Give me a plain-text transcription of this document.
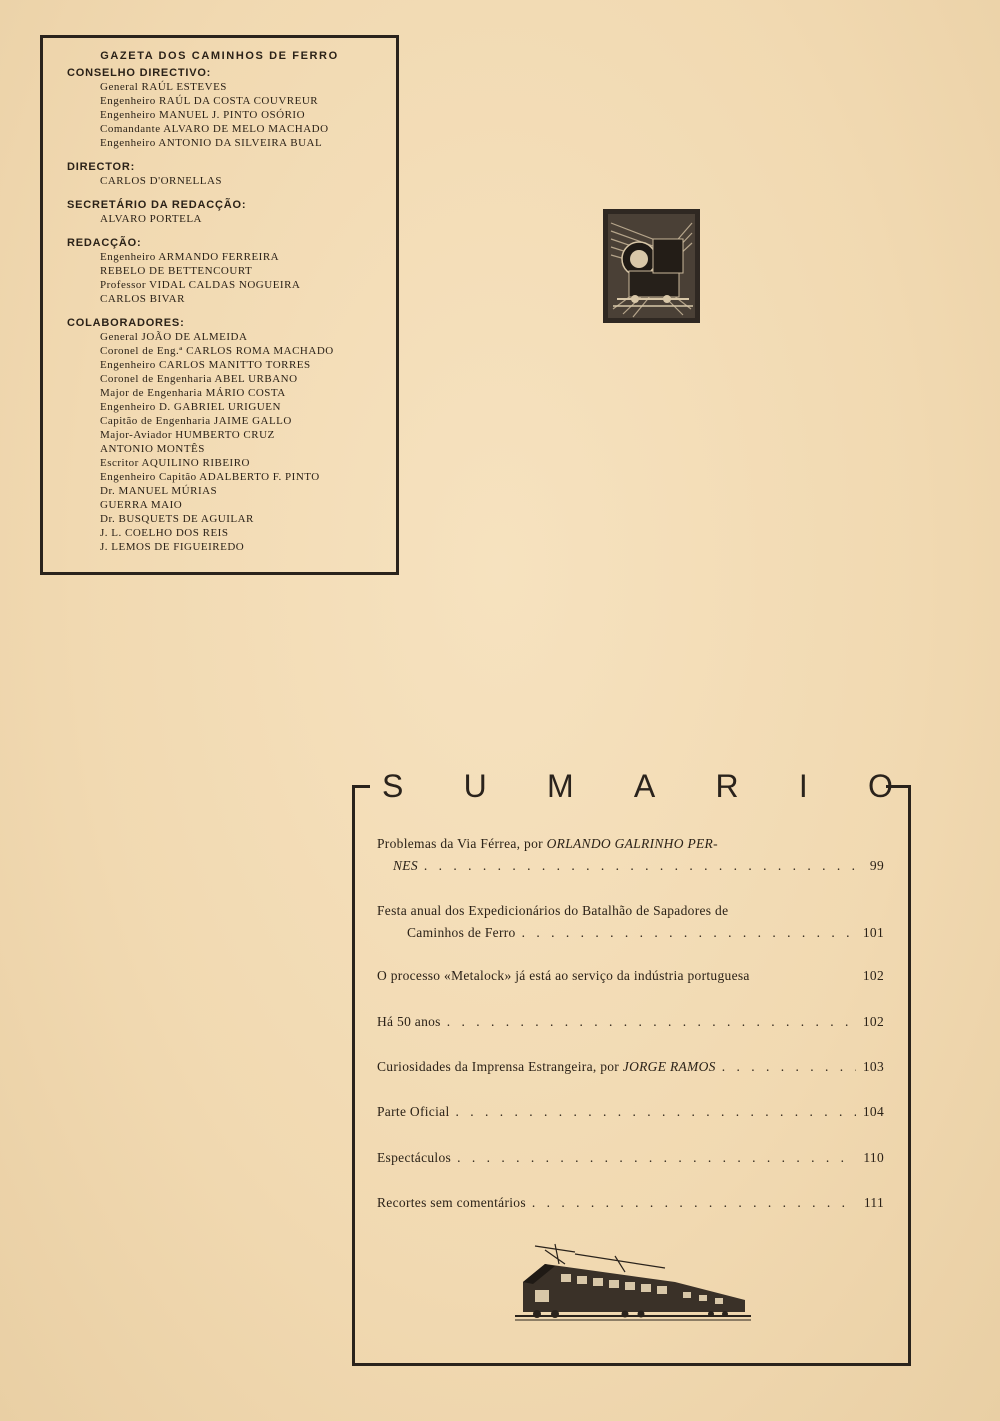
GAZETA DOS CAMINHOS DE FERRO
CONSELHO DIRECTIVO:
General RAÚL ESTEVES
Engenheiro RAÚL DA COSTA COUVREUR
Engenheiro MANUEL J. PINTO OSÓRIO
Comandante ALVARO DE MELO MACHADO
Engenheiro ANTONIO DA SILVEIRA BUAL
DIRECTOR:
CARLOS D'ORNELLAS
SECRETÁRIO DA REDACÇÃO:
ALVARO PORTELA
REDACÇÃO:
Engenheiro ARMANDO FERREIRA
REBELO DE BETTENCOURT
Professor VIDAL CALDAS NOGUEIRA
CARLOS BIVAR
COLABORADORES:
General JOÃO DE ALMEIDA
Coronel de Eng.ª CARLOS ROMA MACHADO
Engenheiro CARLOS MANITTO TORRES
Coronel de Engenharia ABEL URBANO
Major de Engenharia MÁRIO COSTA
Engenheiro D. GABRIEL URIGUEN
Capitão de Engenharia JAIME GALLO
Major-Aviador HUMBERTO CRUZ
ANTONIO MONTÊS
Escritor AQUILINO RIBEIRO
Engenheiro Capitão ADALBERTO F. PINTO
Dr. MANUEL MÚRIAS
GUERRA MAIO
Dr. BUSQUETS DE AGUILAR
J. L. COELHO DOS REIS
J. LEMOS DE FIGUEIREDO
S U M A R I O
Problemas da Via Férrea, por ORLANDO GALRINHO PER-
NES . . .	99
Festa anual dos Expedicionários do Batalhão de Sapadores de
Caminhos de Ferro . . .	101
O processo «Metalock» já está ao serviço da indústria portuguesa	102
Há 50 anos . . .	102
Curiosidades da Imprensa Estrangeira, por JORGE RAMOS . . .	103
Parte Oficial . . .	104
Espectáculos . . .	110
Recortes sem comentários . . .	111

- INSTRUCTIONS TO FOLLOW: Every entry must be transcribed exactly. Pictures do not belong in the copy.

- RESULT OF THE EXERCISE:
Give me a plain-text transcription of this document.
GAZETA DOS CAMINHOS DE FERRO
CONSELHO DIRECTIVO:
General RAÚL ESTEVES
Engenheiro RAÚL DA COSTA COUVREUR
Engenheiro MANUEL J. PINTO OSÓRIO
Comandante ALVARO DE MELO MACHADO
Engenheiro ANTONIO DA SILVEIRA BUAL
DIRECTOR:
CARLOS D'ORNELLAS
SECRETÁRIO DA REDACÇÃO:
ALVARO PORTELA
REDACÇÃO:
Engenheiro ARMANDO FERREIRA
REBELO DE BETTENCOURT
Professor VIDAL CALDAS NOGUEIRA
CARLOS BIVAR
COLABORADORES:
General JOÃO DE ALMEIDA
Coronel de Eng.ª CARLOS ROMA MACHADO
Engenheiro CARLOS MANITTO TORRES
Coronel de Engenharia ABEL URBANO
Major de Engenharia MÁRIO COSTA
Engenheiro D. GABRIEL URIGUEN
Capitão de Engenharia JAIME GALLO
Major-Aviador HUMBERTO CRUZ
ANTONIO MONTÊS
Escritor AQUILINO RIBEIRO
Engenheiro Capitão ADALBERTO F. PINTO
Dr. MANUEL MÚRIAS
GUERRA MAIO
Dr. BUSQUETS DE AGUILAR
J. L. COELHO DOS REIS
J. LEMOS DE FIGUEIREDO
S U M A R I O
Problemas da Via Férrea, por ORLANDO GALRINHO PER-
NES . . .	99
Festa anual dos Expedicionários do Batalhão de Sapadores de
Caminhos de Ferro . . .	101
O processo «Metalock» já está ao serviço da indústria portuguesa	102
Há 50 anos . . .	102
Curiosidades da Imprensa Estrangeira, por JORGE RAMOS . . .	103
Parte Oficial . . .	104
Espectáculos . . .	110
Recortes sem comentários . . .	111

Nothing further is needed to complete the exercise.